##### Data for this exercise
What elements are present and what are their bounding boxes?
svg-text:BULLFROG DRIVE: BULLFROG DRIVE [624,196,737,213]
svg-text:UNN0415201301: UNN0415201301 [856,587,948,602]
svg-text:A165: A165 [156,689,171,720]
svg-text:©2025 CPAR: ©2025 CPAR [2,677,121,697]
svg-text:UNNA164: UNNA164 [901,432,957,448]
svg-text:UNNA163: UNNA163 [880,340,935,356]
##########
Task details:
Echo every line of the items above word for word.

Exercise output:
What elements are present and what are their bounding boxes?
svg-text:BULLFROG DRIVE: BULLFROG DRIVE [624,196,737,213]
svg-text:UNN0415201301: UNN0415201301 [856,587,948,602]
svg-text:A165: A165 [156,689,171,720]
svg-text:©2025 CPAR: ©2025 CPAR [2,677,121,697]
svg-text:UNNA164: UNNA164 [901,432,957,448]
svg-text:UNNA163: UNNA163 [880,340,935,356]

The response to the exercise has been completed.